Stored records:

◇ ◇ ◇

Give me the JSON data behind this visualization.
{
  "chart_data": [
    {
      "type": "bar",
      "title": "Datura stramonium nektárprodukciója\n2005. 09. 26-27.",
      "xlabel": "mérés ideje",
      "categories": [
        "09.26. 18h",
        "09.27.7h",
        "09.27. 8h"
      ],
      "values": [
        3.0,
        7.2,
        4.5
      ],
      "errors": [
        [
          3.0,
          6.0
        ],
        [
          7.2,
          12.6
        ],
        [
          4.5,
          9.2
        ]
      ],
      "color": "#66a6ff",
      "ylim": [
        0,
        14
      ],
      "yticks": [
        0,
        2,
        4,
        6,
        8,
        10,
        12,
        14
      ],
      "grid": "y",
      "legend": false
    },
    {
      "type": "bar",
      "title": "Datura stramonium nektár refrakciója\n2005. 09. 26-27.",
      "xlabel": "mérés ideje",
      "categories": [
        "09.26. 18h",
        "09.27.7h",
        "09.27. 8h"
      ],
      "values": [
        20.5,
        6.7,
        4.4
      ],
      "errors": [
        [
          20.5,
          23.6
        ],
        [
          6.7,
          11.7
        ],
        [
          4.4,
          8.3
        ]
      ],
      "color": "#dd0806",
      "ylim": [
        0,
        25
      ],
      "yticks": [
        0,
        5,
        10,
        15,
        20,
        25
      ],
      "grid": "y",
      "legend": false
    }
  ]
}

◇ ◇ ◇

Quote every entry exactly.

● **Completed task**
Give me the JSON data behind this visualization.
{
  "chart_data": [
    {
      "type": "bar",
      "title": "Datura stramonium nektárprodukciója\n2005. 09. 26-27.",
      "xlabel": "mérés ideje",
      "categories": [
        "09.26. 18h",
        "09.27.7h",
        "09.27. 8h"
      ],
      "values": [
        3.0,
        7.2,
        4.5
      ],
      "errors": [
        [
          3.0,
          6.0
        ],
        [
          7.2,
          12.6
        ],
        [
          4.5,
          9.2
        ]
      ],
      "color": "#66a6ff",
      "ylim": [
        0,
        14
      ],
      "yticks": [
        0,
        2,
        4,
        6,
        8,
        10,
        12,
        14
      ],
      "grid": "y",
      "legend": false
    },
    {
      "type": "bar",
      "title": "Datura stramonium nektár refrakciója\n2005. 09. 26-27.",
      "xlabel": "mérés ideje",
      "categories": [
        "09.26. 18h",
        "09.27.7h",
        "09.27. 8h"
      ],
      "values": [
        20.5,
        6.7,
        4.4
      ],
      "errors": [
        [
          20.5,
          23.6
        ],
        [
          6.7,
          11.7
        ],
        [
          4.4,
          8.3
        ]
      ],
      "color": "#dd0806",
      "ylim": [
        0,
        25
      ],
      "yticks": [
        0,
        5,
        10,
        15,
        20,
        25
      ],
      "grid": "y",
      "legend": false
    }
  ]
}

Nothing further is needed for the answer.